▶ _WRITTEN REQUEST_
Spot each line in the records below where the word "Select" occurs, then copy it.

▶ _PROVIDED RECORDS_
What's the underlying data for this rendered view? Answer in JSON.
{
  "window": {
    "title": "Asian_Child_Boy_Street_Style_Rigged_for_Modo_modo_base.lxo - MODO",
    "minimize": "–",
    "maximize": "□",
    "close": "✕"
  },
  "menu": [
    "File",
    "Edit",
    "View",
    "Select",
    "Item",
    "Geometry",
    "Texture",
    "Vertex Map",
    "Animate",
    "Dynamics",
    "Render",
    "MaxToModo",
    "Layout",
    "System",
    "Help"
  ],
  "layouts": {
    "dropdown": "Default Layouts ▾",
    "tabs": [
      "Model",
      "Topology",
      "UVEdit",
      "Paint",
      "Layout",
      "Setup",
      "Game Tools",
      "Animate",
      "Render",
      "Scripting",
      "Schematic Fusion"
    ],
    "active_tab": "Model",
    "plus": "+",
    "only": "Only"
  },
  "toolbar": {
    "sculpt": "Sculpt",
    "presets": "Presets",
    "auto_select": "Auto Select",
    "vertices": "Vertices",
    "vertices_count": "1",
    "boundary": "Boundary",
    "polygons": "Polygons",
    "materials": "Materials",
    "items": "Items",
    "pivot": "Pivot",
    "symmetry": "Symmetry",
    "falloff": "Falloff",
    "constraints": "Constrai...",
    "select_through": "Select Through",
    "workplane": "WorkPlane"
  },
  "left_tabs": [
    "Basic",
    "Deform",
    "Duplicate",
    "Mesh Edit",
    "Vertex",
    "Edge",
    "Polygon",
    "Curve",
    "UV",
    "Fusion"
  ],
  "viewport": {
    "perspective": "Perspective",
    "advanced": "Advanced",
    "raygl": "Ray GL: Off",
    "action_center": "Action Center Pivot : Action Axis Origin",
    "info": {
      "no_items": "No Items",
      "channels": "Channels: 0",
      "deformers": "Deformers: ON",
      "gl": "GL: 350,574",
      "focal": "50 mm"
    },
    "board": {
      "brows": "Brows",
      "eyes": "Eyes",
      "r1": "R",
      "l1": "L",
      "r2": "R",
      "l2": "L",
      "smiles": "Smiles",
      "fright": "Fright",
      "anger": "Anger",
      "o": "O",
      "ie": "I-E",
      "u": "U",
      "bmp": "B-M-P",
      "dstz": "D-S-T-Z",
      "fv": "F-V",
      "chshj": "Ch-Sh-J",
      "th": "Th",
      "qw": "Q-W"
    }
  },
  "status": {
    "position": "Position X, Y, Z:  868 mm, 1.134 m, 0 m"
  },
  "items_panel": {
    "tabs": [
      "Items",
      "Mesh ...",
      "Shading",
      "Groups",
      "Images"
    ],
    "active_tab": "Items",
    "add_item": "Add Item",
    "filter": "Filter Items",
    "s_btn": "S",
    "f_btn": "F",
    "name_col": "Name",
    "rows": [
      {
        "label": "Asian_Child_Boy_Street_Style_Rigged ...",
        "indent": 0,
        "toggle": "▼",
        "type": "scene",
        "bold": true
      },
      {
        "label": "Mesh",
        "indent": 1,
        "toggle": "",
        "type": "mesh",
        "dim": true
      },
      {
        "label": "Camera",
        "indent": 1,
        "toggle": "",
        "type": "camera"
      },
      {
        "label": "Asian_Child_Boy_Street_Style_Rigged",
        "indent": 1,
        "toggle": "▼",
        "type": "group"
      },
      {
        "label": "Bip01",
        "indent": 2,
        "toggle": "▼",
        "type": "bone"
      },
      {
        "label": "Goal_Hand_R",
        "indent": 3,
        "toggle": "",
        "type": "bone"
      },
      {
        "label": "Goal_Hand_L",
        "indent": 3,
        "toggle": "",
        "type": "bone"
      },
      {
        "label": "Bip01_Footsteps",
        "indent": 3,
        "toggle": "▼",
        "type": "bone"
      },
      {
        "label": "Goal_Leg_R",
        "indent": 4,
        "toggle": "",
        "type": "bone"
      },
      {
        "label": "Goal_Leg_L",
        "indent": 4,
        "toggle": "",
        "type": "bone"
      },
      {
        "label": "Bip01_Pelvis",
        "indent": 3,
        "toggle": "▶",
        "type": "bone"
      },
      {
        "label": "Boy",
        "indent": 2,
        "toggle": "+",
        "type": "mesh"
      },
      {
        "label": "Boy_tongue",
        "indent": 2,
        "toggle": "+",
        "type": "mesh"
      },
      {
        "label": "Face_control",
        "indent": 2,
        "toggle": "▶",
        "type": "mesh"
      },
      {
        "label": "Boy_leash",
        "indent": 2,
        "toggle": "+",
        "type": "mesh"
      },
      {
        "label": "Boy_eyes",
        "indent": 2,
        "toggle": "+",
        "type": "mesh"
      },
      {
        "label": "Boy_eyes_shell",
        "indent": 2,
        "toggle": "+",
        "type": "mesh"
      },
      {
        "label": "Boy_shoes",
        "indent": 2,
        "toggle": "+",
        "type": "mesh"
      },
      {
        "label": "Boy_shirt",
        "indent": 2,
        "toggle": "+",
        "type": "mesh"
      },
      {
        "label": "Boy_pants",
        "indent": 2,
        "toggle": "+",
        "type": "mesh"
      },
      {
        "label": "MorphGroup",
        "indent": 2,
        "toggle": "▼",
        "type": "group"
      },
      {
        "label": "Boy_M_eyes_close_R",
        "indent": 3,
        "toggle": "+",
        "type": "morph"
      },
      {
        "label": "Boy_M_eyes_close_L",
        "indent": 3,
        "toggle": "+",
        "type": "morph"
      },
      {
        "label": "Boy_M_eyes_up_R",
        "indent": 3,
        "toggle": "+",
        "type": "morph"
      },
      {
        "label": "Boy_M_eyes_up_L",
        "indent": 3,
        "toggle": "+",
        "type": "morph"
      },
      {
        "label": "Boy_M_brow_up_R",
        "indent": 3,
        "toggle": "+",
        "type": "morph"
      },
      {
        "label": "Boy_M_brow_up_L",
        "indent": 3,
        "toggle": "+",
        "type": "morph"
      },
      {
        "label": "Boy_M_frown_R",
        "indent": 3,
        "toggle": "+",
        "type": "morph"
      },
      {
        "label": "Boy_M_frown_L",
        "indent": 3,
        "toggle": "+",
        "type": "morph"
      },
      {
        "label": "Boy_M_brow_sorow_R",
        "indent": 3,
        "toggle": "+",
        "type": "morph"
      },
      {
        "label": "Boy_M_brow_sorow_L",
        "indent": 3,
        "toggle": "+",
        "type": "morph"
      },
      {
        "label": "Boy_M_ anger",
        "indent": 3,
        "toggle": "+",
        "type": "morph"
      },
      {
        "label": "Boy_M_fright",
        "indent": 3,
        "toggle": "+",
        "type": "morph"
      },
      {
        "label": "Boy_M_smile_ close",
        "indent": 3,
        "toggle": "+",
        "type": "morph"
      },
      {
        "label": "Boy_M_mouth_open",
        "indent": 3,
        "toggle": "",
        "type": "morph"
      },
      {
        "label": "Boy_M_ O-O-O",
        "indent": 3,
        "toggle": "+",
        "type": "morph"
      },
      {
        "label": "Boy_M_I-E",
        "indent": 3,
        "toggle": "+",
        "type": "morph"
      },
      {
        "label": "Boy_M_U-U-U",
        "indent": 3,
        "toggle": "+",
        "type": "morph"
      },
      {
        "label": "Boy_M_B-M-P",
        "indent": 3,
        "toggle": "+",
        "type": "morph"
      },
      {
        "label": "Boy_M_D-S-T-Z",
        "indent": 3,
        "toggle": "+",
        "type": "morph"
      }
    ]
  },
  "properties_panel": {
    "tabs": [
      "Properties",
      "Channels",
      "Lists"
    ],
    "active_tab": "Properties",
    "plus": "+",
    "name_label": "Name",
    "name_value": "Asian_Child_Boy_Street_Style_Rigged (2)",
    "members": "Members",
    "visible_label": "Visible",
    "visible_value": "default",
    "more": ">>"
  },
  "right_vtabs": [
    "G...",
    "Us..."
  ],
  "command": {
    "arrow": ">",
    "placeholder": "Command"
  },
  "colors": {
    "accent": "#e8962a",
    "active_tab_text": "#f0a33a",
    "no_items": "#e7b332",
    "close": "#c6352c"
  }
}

▶ _RESULT OF THE TASK_
    "Select",
    "auto_select": "Auto Select",
    "select_through": "Select Through",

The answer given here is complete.